### [PROBLEM DESCRIPTION]
Find the string "this" in the entries and copy each line that has it.

━━━ DATA SHOWN ━━━

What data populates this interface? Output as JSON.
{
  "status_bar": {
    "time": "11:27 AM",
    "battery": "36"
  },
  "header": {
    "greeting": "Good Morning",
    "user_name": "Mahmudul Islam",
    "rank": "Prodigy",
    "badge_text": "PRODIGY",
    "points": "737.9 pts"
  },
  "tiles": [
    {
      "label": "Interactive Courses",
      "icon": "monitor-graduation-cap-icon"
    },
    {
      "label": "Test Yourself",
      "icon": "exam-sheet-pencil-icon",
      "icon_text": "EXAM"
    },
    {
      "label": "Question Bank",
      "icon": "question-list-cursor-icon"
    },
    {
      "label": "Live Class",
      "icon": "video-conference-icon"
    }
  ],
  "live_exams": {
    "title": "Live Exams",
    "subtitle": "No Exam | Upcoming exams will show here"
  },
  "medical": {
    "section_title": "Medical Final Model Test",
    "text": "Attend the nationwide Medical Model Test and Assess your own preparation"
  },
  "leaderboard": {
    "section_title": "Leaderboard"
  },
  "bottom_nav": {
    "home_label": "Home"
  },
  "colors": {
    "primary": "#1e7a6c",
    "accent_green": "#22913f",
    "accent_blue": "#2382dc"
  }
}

━━━
━━━ DATA SHOWN ━━━

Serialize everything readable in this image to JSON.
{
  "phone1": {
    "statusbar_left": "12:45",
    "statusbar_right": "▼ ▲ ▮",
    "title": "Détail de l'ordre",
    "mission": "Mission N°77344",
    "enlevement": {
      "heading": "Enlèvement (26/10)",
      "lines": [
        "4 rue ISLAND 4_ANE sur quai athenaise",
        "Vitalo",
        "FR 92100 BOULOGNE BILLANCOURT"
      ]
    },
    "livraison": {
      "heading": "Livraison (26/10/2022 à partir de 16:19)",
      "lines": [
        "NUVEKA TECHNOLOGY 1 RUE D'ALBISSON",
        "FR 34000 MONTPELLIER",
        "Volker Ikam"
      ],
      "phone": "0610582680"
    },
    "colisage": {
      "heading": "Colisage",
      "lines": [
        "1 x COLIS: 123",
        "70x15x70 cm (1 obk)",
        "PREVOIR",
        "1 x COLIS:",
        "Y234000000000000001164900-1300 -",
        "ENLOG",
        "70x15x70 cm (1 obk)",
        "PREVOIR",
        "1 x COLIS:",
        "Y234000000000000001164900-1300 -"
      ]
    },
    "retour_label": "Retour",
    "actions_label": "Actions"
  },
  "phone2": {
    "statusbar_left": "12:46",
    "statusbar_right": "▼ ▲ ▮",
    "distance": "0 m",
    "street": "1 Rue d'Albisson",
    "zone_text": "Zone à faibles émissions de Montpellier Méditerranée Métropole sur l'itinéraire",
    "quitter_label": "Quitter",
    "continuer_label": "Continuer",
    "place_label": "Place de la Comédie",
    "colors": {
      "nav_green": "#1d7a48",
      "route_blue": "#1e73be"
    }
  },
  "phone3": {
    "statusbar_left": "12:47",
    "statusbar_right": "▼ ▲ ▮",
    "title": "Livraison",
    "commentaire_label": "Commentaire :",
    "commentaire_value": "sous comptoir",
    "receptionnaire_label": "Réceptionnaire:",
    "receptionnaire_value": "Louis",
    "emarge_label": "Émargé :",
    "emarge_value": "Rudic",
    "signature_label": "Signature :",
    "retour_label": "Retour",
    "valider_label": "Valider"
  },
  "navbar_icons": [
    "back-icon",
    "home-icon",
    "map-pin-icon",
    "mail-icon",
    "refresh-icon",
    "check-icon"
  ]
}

━━━

### [TASK ANSWER]
What data populates this interface? Output as JSON.
Serialize everything readable in this image to JSON.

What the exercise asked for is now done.